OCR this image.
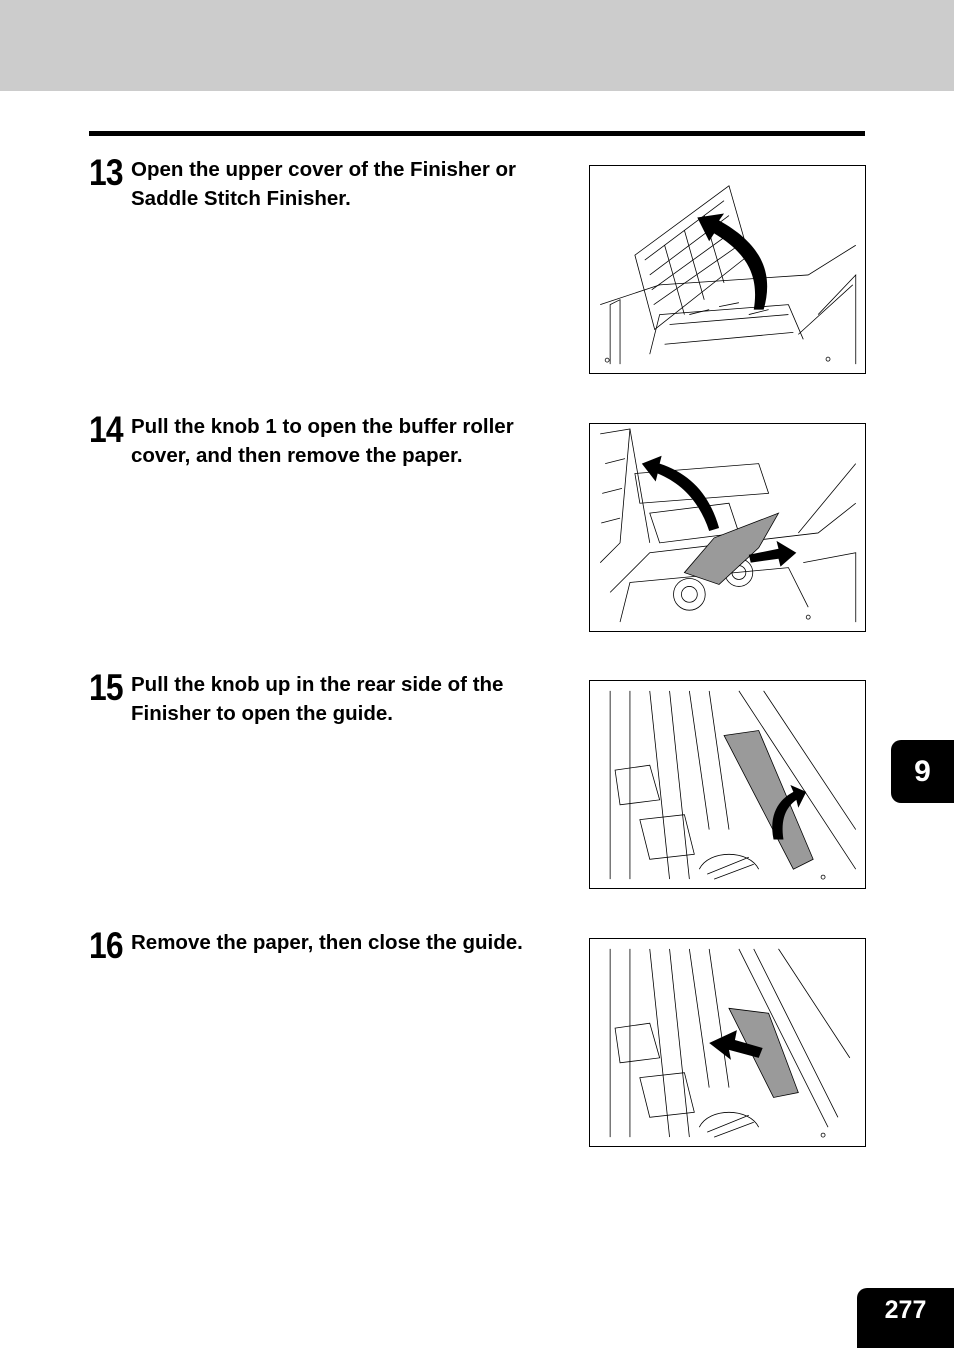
13 Open the upper cover of the Finisher or Saddle Stitch Finisher.
14 Pull the knob 1 to open the buffer roller cover, and then remove the paper.
15 Pull the knob up in the rear side of the Finisher to open the guide.
16 Remove the paper, then close the guide.
9
277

★ ★ ★ ★ ★

* **Your objective**: Only a number is wanted: how many lines of the material above hold "Finisher"?

* **The reply**: 2